#### Data excerpts:
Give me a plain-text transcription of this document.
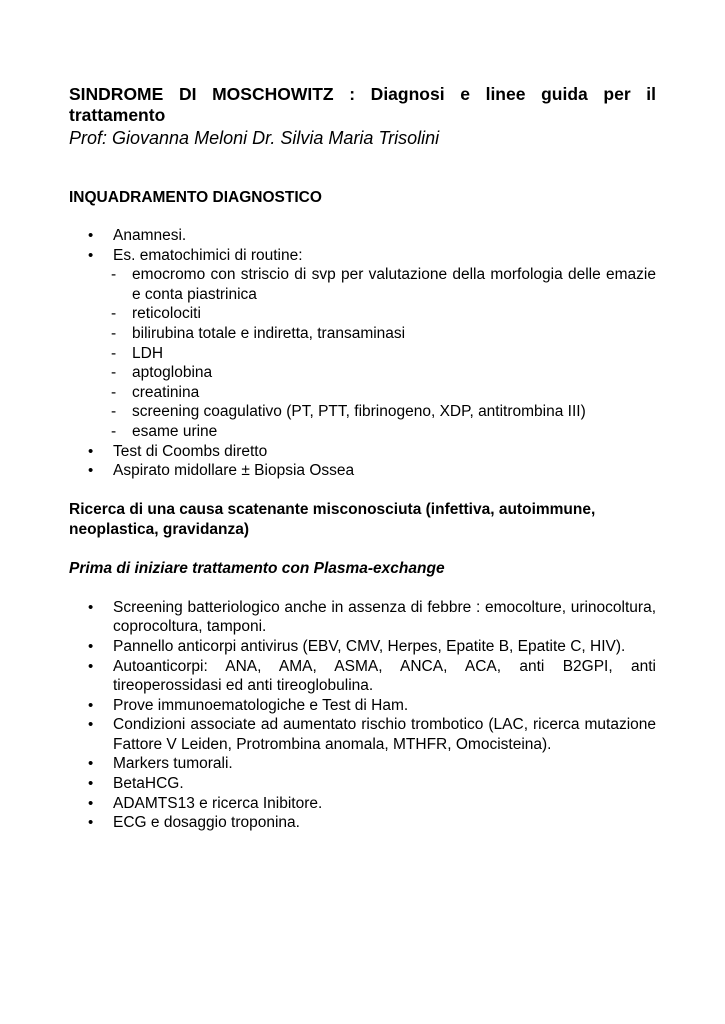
SINDROME DI MOSCHOWITZ : Diagnosi e linee guida per il trattamento

Prof: Giovanna Meloni Dr. Silvia Maria Trisolini

INQUADRAMENTO DIAGNOSTICO

• Anamnesi.
• Es. ematochimici di routine:
- emocromo con striscio di svp per valutazione della morfologia delle emazie e conta piastrinica
- reticolociti
- bilirubina totale e indiretta, transaminasi
- LDH
- aptoglobina
- creatinina
- screening coagulativo (PT, PTT, fibrinogeno, XDP, antitrombina III)
- esame urine
• Test di Coombs diretto
• Aspirato midollare ± Biopsia Ossea

Ricerca di una causa scatenante misconosciuta (infettiva, autoimmune, neoplastica, gravidanza)

Prima di iniziare trattamento con Plasma-exchange

• Screening batteriologico anche in assenza di febbre : emocolture, urinocoltura, coprocoltura, tamponi.
• Pannello anticorpi antivirus (EBV, CMV, Herpes, Epatite B, Epatite C, HIV).
• Autoanticorpi: ANA, AMA, ASMA, ANCA, ACA, anti B2GPI, anti tireoperossidasi ed anti tireoglobulina.
• Prove immunoematologiche e Test di Ham.
• Condizioni associate ad aumentato rischio trombotico (LAC, ricerca mutazione Fattore V Leiden, Protrombina anomala, MTHFR, Omocisteina).
• Markers tumorali.
• BetaHCG.
• ADAMTS13 e ricerca Inibitore.
• ECG e dosaggio troponina.
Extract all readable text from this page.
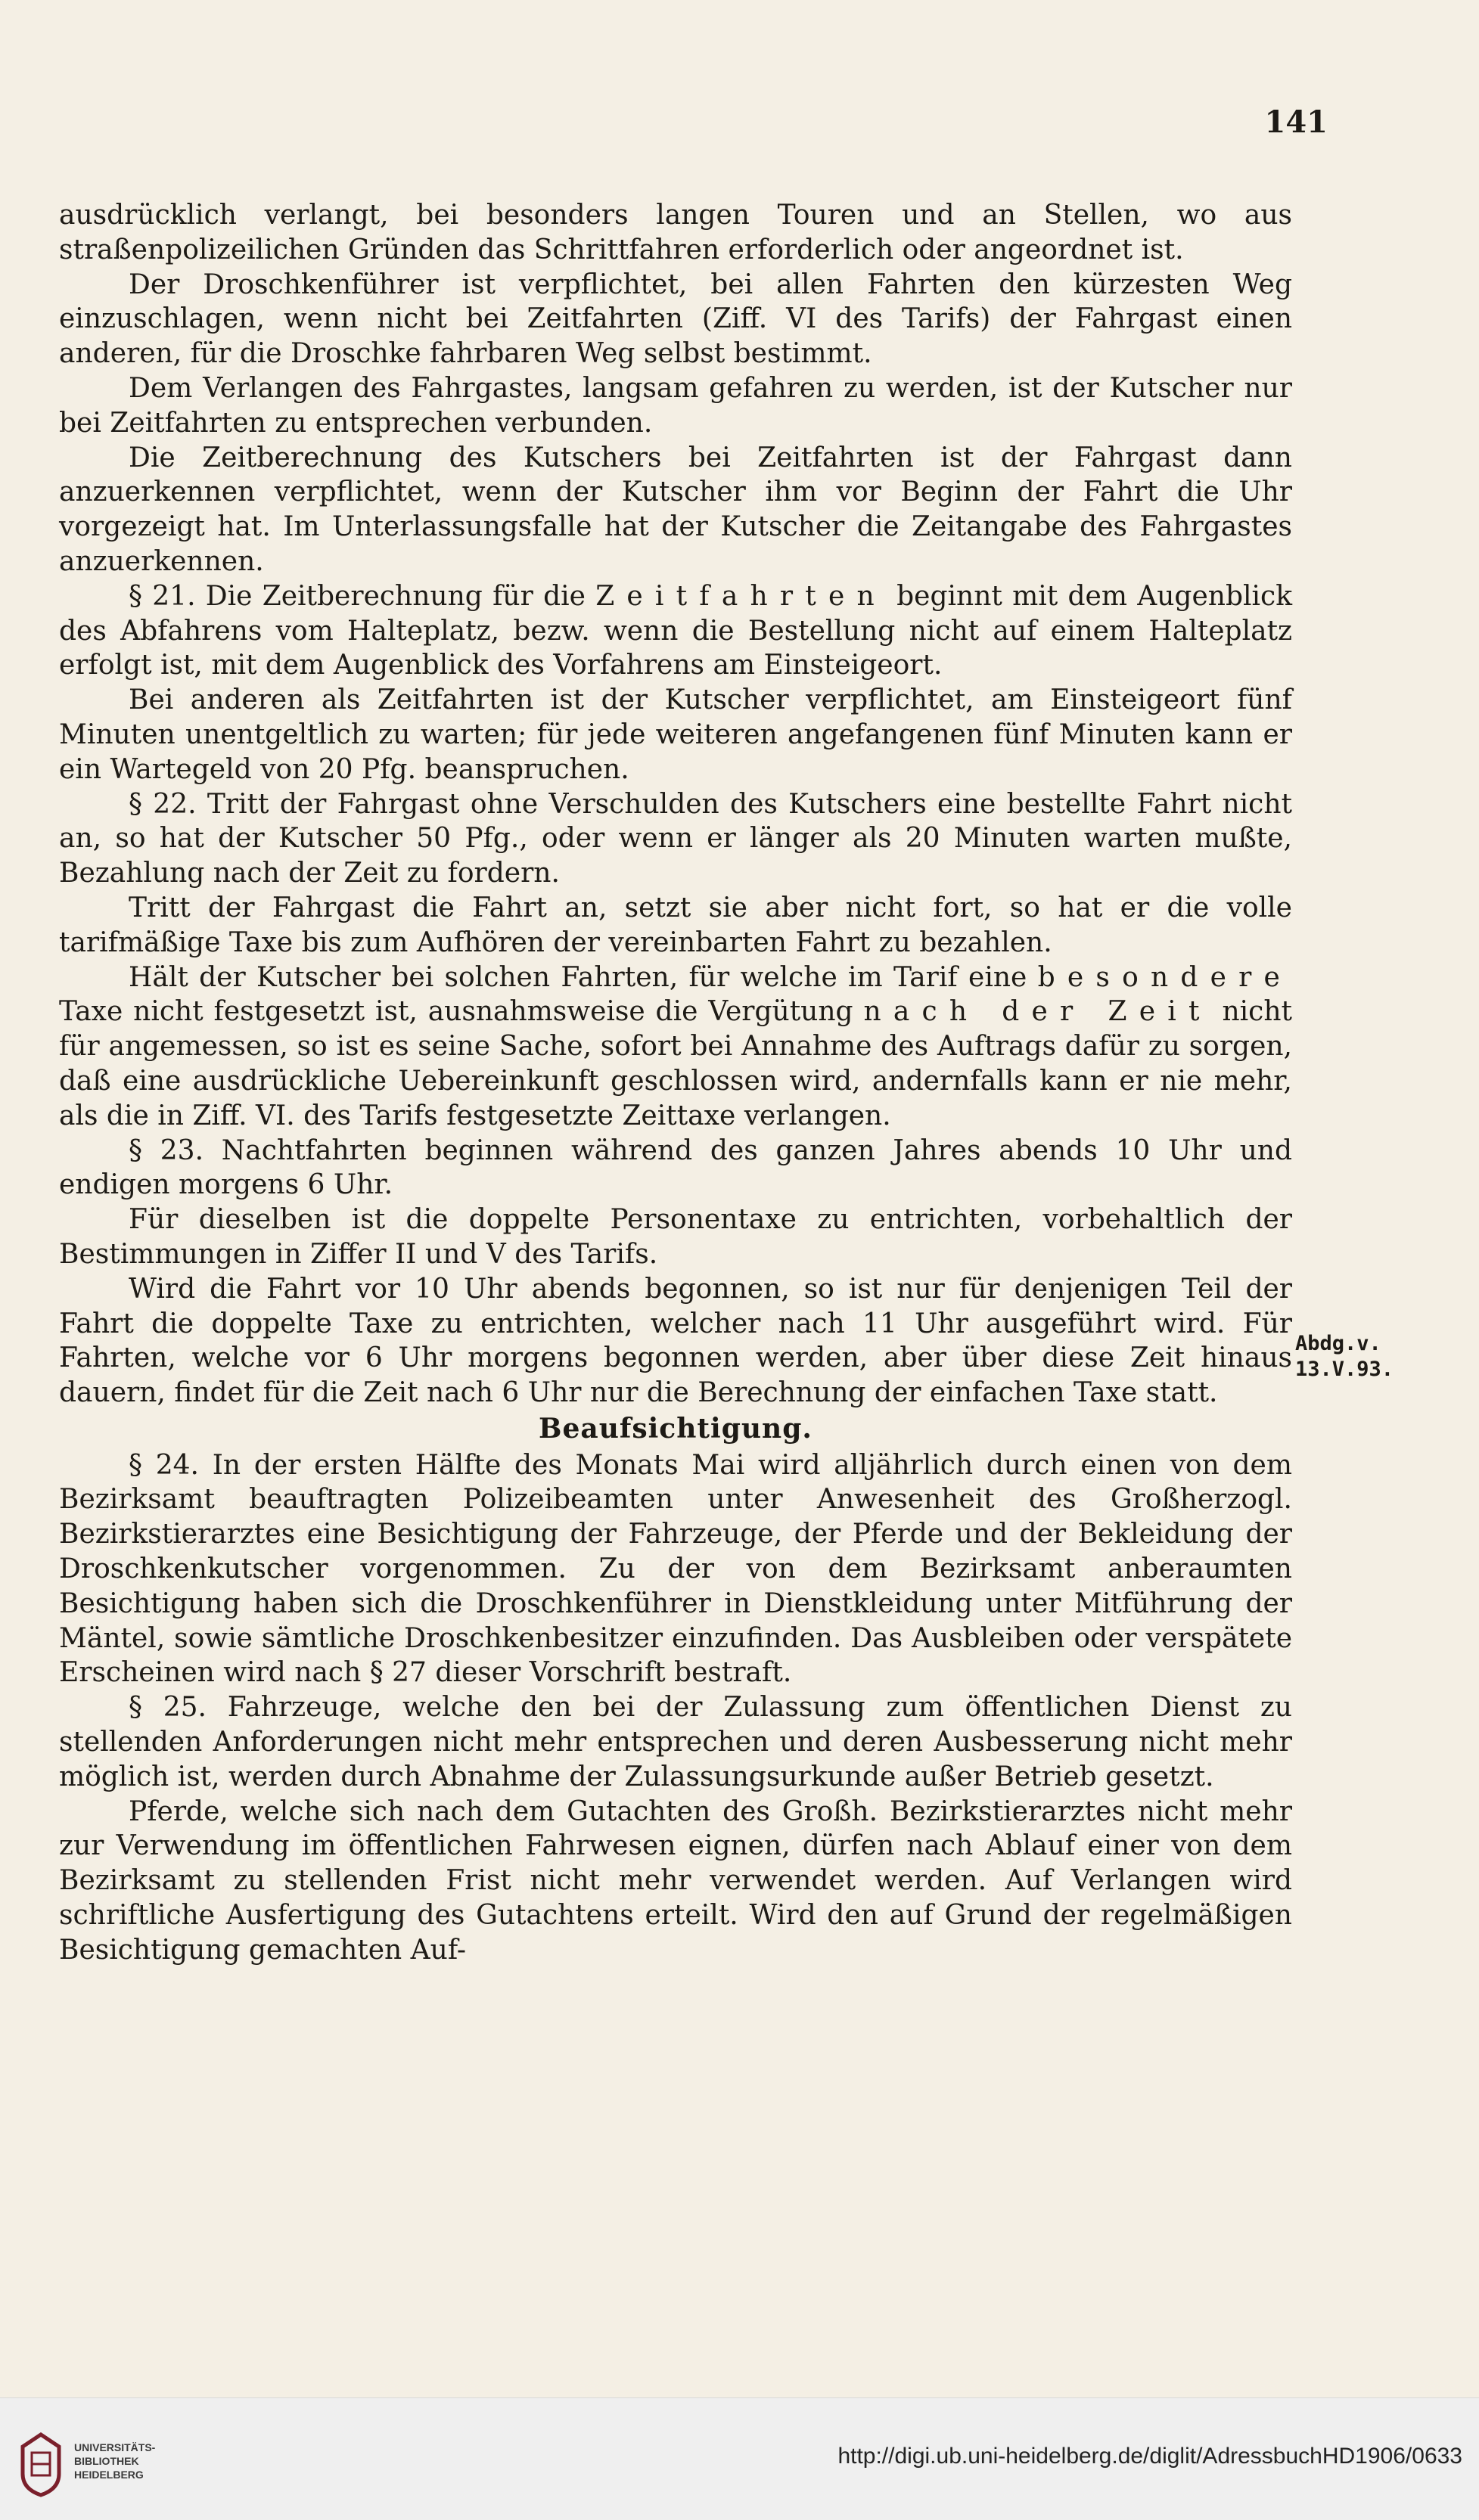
141

ausdrücklich verlangt, bei besonders langen Touren und an Stellen, wo aus straßenpolizeilichen Gründen das Schrittfahren erforderlich oder angeordnet ist.

Der Droschkenführer ist verpflichtet, bei allen Fahrten den kürzesten Weg einzuschlagen, wenn nicht bei Zeitfahrten (Ziff. VI des Tarifs) der Fahrgast einen anderen, für die Droschke fahrbaren Weg selbst bestimmt.

Dem Verlangen des Fahrgastes, langsam gefahren zu werden, ist der Kutscher nur bei Zeitfahrten zu entsprechen verbunden.

Die Zeitberechnung des Kutschers bei Zeitfahrten ist der Fahrgast dann anzuerkennen verpflichtet, wenn der Kutscher ihm vor Beginn der Fahrt die Uhr vorgezeigt hat. Im Unterlassungsfalle hat der Kutscher die Zeitangabe des Fahrgastes anzuerkennen.

§ 21. Die Zeitberechnung für die Zeitfahrten beginnt mit dem Augenblick des Abfahrens vom Halteplatz, bezw. wenn die Bestellung nicht auf einem Halteplatz erfolgt ist, mit dem Augenblick des Vorfahrens am Einsteigeort.

Bei anderen als Zeitfahrten ist der Kutscher verpflichtet, am Einsteigeort fünf Minuten unentgeltlich zu warten; für jede weiteren angefangenen fünf Minuten kann er ein Wartegeld von 20 Pfg. beanspruchen.

§ 22. Tritt der Fahrgast ohne Verschulden des Kutschers eine bestellte Fahrt nicht an, so hat der Kutscher 50 Pfg., oder wenn er länger als 20 Minuten warten mußte, Bezahlung nach der Zeit zu fordern.

Tritt der Fahrgast die Fahrt an, setzt sie aber nicht fort, so hat er die volle tarifmäßige Taxe bis zum Aufhören der vereinbarten Fahrt zu bezahlen.

Hält der Kutscher bei solchen Fahrten, für welche im Tarif eine besondere Taxe nicht festgesetzt ist, ausnahmsweise die Vergütung nach der Zeit nicht für angemessen, so ist es seine Sache, sofort bei Annahme des Auftrags dafür zu sorgen, daß eine ausdrückliche Uebereinkunft geschlossen wird, andernfalls kann er nie mehr, als die in Ziff. VI. des Tarifs festgesetzte Zeittaxe verlangen.

§ 23. Nachtfahrten beginnen während des ganzen Jahres abends 10 Uhr und endigen morgens 6 Uhr.

Für dieselben ist die doppelte Personentaxe zu entrichten, vorbehaltlich der Bestimmungen in Ziffer II und V des Tarifs.

Wird die Fahrt vor 10 Uhr abends begonnen, so ist nur für denjenigen Teil der Fahrt die doppelte Taxe zu entrichten, welcher nach 11 Uhr ausgeführt wird. Für Fahrten, welche vor 6 Uhr morgens begonnen werden, aber über diese Zeit hinaus dauern, findet für die Zeit nach 6 Uhr nur die Berechnung der einfachen Taxe statt.

Beaufsichtigung.

§ 24. In der ersten Hälfte des Monats Mai wird alljährlich durch einen von dem Bezirksamt beauftragten Polizeibeamten unter Anwesenheit des Großherzogl. Bezirkstierarztes eine Besichtigung der Fahrzeuge, der Pferde und der Bekleidung der Droschkenkutscher vorgenommen. Zu der von dem Bezirksamt anberaumten Besichtigung haben sich die Droschkenführer in Dienstkleidung unter Mitführung der Mäntel, sowie sämtliche Droschkenbesitzer einzufinden. Das Ausbleiben oder verspätete Erscheinen wird nach § 27 dieser Vorschrift bestraft.

§ 25. Fahrzeuge, welche den bei der Zulassung zum öffentlichen Dienst zu stellenden Anforderungen nicht mehr entsprechen und deren Ausbesserung nicht mehr möglich ist, werden durch Abnahme der Zulassungsurkunde außer Betrieb gesetzt.

Pferde, welche sich nach dem Gutachten des Großh. Bezirkstierarztes nicht mehr zur Verwendung im öffentlichen Fahrwesen eignen, dürfen nach Ablauf einer von dem Bezirksamt zu stellenden Frist nicht mehr verwendet werden. Auf Verlangen wird schriftliche Ausfertigung des Gutachtens erteilt. Wird den auf Grund der regelmäßigen Besichtigung gemachten Auf-

Abdg.v.
13.V.93.
UNIVERSITÄTS-
BIBLIOTHEK
HEIDELBERG
http://digi.ub.uni-heidelberg.de/diglit/AdressbuchHD1906/0633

#### About this exercise:
Among the lines of the material, find those holding the word "stellenden" and return them.

#### Written solution:
§ 25. Fahrzeuge, welche den bei der Zulassung zum öffentlichen Dienst zu stellenden Anforderungen nicht mehr entsprechen und deren Ausbesserung nicht mehr möglich ist, werden durch Abnahme der Zulassungsurkunde außer Betrieb gesetzt.
Pferde, welche sich nach dem Gutachten des Großh. Bezirkstierarztes nicht mehr zur Verwendung im öffentlichen Fahrwesen eignen, dürfen nach Ablauf einer von dem Bezirksamt zu stellenden Frist nicht mehr verwendet werden. Auf Verlangen wird schriftliche Ausfertigung des Gutachtens erteilt. Wird den auf Grund der regelmäßigen Besichtigung gemachten Auf-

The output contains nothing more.